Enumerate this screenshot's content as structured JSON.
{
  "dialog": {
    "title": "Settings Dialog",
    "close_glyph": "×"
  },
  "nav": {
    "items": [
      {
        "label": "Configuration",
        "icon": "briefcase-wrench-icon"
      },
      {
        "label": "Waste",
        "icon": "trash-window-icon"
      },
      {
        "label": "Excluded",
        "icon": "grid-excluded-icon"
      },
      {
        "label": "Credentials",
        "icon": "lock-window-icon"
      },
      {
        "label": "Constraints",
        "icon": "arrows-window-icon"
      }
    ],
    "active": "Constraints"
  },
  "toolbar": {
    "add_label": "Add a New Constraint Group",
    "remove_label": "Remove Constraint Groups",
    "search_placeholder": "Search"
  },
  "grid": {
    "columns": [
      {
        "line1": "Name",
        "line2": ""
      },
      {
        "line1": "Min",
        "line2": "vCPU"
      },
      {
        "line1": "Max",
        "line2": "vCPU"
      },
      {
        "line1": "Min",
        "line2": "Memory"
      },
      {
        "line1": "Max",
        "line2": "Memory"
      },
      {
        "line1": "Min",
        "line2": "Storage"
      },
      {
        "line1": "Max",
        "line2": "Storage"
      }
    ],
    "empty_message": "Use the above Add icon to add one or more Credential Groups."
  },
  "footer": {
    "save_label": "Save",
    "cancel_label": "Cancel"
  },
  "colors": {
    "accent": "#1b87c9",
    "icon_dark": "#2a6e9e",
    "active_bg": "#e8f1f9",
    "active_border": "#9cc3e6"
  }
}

^^^^^^^^

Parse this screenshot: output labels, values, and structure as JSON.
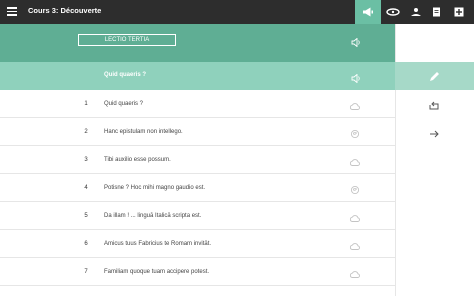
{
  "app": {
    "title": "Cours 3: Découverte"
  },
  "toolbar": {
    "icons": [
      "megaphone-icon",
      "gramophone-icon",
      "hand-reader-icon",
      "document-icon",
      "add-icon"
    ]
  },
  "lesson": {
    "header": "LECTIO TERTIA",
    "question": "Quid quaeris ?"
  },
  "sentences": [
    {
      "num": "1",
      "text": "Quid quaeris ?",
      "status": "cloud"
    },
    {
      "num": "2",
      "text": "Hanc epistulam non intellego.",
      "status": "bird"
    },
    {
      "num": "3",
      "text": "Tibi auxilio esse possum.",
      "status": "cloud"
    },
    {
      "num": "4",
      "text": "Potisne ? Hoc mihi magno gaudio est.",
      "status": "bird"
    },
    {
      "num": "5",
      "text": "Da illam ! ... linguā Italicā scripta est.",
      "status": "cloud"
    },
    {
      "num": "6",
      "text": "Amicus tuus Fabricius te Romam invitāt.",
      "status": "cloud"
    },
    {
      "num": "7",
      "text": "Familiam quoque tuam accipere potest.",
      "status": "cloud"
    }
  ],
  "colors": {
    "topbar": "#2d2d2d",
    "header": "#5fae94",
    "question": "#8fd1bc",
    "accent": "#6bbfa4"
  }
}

^^^^^^^^

● **WORK INSTRUCTIONS**: Report each line of the material above where the word "Quid" appears.

● **TASK RESPONSE**:
    "question": "Quid quaeris ?"
      "text": "Quid quaeris ?",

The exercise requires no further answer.